Prompt: Extract the lines that hold the string "JSON".

Input rows:

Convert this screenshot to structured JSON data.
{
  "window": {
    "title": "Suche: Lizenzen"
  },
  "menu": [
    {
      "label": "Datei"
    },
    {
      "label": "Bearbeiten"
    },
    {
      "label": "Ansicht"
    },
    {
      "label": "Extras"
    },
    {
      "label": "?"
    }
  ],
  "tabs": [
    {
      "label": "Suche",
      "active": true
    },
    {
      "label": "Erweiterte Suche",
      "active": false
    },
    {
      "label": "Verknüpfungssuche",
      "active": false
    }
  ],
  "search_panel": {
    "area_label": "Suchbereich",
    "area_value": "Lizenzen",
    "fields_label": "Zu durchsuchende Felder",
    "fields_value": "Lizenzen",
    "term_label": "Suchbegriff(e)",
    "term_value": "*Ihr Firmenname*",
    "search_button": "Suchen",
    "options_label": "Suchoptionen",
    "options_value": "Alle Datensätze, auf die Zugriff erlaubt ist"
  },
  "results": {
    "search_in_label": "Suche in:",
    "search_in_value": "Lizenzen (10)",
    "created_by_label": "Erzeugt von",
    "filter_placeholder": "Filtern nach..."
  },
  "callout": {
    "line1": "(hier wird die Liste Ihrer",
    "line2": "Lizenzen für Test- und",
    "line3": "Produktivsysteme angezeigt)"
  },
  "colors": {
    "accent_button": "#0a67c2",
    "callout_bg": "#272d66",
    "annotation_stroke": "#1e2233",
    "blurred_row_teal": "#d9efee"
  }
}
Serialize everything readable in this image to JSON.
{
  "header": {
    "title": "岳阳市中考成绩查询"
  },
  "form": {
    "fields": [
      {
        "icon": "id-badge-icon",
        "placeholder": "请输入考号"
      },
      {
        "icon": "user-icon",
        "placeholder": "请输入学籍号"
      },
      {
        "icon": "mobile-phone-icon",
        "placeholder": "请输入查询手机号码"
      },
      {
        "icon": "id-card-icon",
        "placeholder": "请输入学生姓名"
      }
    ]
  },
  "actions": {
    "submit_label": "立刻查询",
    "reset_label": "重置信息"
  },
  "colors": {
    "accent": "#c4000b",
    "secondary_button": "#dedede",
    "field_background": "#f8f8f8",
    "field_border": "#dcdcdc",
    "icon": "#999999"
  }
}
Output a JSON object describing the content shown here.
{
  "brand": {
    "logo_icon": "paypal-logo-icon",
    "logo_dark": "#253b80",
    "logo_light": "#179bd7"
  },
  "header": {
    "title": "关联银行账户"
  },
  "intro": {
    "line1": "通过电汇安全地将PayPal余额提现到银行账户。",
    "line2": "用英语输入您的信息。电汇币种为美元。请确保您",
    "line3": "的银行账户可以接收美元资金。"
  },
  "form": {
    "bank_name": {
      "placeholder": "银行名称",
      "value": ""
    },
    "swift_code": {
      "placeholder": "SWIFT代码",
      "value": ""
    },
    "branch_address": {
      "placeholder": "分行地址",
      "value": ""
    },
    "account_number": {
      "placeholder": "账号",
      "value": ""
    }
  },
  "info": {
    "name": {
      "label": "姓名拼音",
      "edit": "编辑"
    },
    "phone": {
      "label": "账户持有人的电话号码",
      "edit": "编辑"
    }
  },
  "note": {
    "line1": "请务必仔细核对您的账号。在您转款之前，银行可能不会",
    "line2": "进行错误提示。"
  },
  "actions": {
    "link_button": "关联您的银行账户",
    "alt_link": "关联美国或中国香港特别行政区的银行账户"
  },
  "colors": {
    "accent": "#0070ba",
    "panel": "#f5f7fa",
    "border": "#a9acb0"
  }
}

The output:
Convert this screenshot to structured JSON data.
Serialize everything readable in this image to JSON.
Output a JSON object describing the content shown here.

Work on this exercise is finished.